● **JOB**:
Select every line below containing the word "Уполномоченного".

[Start of RECORDS TO USE]

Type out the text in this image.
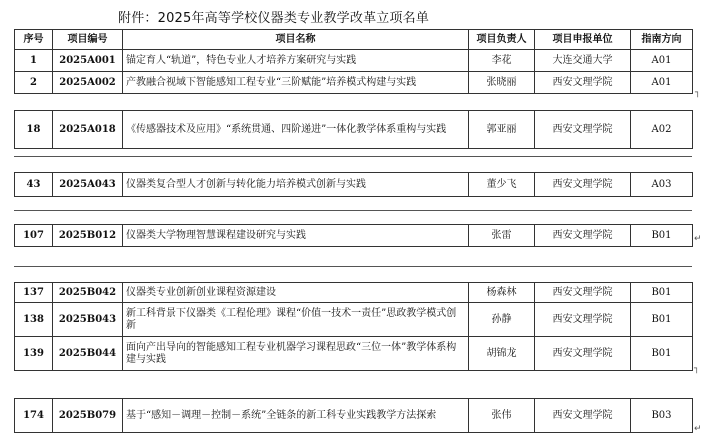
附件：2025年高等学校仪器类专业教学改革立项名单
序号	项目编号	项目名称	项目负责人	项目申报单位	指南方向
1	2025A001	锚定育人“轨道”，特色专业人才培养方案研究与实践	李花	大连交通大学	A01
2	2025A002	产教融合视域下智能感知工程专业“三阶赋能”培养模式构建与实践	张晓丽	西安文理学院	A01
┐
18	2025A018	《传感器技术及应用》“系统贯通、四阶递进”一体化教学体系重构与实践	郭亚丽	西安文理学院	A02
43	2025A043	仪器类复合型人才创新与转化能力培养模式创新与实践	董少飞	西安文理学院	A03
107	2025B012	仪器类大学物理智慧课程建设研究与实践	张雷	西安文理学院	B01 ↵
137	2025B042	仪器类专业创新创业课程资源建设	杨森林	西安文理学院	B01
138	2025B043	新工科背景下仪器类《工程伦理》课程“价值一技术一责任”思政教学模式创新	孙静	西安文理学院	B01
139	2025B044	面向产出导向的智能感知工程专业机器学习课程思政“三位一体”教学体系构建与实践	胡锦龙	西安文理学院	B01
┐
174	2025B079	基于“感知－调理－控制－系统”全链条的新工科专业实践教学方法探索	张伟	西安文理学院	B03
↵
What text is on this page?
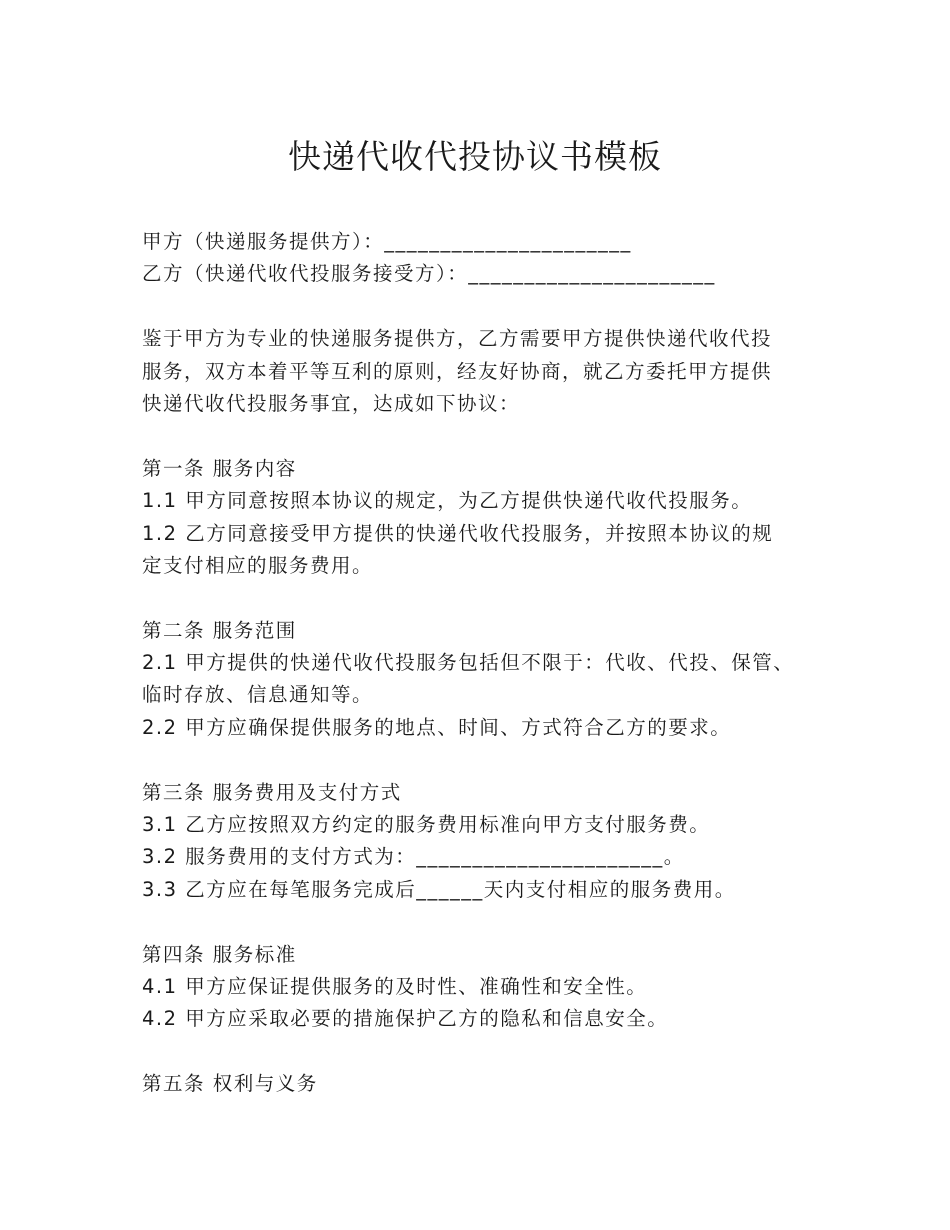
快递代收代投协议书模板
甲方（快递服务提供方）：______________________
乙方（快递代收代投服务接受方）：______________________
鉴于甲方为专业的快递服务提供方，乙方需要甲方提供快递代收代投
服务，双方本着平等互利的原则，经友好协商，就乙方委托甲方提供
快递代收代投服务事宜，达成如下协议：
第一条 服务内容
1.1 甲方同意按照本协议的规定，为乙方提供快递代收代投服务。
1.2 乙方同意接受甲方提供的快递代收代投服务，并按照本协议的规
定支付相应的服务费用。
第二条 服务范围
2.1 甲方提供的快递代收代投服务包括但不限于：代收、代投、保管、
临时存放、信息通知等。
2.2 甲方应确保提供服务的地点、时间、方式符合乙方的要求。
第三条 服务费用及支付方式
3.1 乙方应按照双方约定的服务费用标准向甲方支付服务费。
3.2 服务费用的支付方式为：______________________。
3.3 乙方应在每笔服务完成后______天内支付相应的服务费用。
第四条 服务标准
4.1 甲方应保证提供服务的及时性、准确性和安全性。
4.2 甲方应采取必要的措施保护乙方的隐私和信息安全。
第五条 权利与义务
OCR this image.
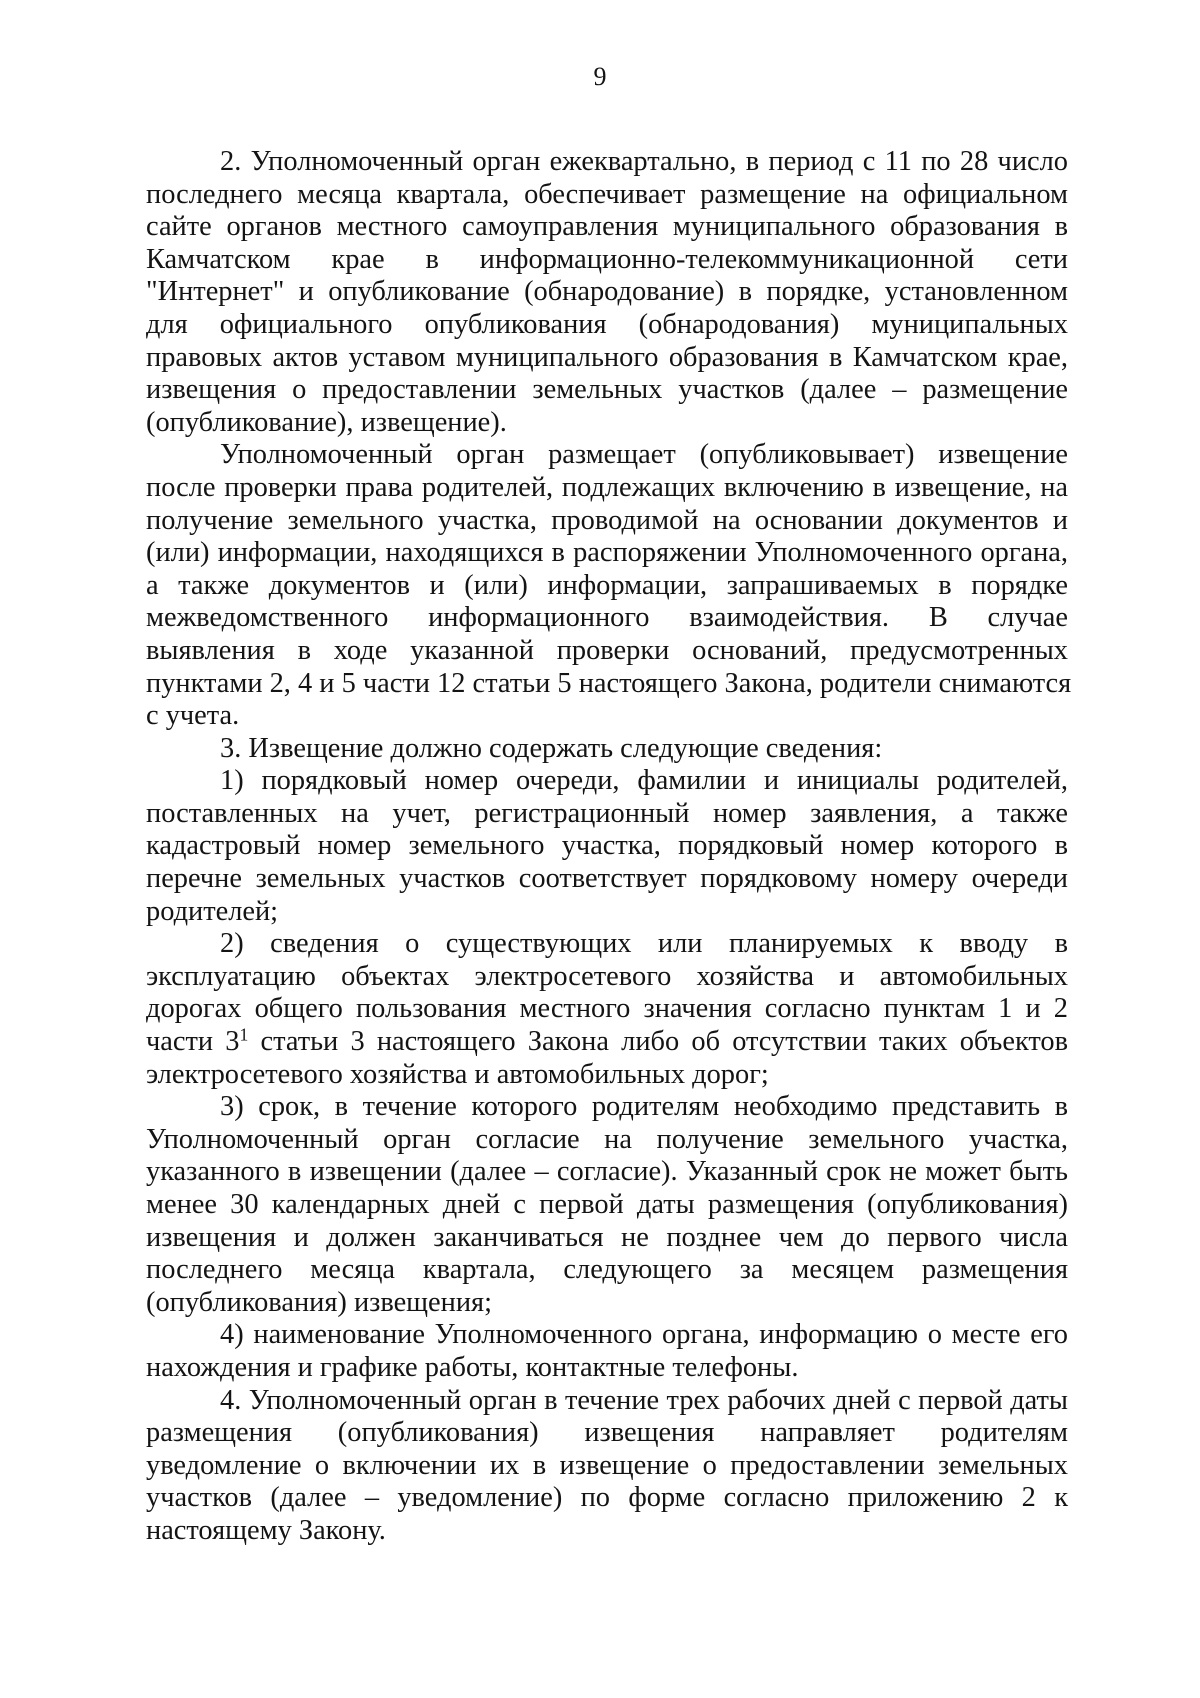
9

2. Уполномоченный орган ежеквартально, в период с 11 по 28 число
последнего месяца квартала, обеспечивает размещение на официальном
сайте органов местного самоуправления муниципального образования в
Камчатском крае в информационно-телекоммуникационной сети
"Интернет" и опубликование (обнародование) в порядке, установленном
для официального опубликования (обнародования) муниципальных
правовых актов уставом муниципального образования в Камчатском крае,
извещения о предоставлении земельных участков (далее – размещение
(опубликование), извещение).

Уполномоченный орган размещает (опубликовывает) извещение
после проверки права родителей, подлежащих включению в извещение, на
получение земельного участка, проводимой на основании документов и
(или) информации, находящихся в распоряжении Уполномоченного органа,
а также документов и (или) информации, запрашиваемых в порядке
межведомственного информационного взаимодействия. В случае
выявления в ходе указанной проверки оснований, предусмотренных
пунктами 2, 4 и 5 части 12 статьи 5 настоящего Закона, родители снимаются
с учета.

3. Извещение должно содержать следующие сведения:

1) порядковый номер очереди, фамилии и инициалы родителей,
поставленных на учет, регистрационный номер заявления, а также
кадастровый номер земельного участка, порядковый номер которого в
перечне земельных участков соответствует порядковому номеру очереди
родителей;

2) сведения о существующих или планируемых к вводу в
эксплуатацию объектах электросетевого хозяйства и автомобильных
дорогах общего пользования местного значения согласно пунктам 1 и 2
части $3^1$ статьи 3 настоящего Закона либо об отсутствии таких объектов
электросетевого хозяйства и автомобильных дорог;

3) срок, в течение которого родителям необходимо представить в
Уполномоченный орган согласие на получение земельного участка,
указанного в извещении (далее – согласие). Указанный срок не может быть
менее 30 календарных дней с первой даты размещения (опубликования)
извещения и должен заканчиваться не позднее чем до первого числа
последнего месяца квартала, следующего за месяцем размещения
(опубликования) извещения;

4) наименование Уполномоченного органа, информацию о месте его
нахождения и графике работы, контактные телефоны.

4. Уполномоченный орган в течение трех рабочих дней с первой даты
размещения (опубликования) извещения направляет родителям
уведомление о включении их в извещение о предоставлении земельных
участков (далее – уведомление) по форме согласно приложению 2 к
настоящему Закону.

[End of RECORDS TO USE]

● **RESULT OF THIS EXERCISE**:
(или) информации, находящихся в распоряжении Уполномоченного органа,
4) наименование Уполномоченного органа, информацию о месте его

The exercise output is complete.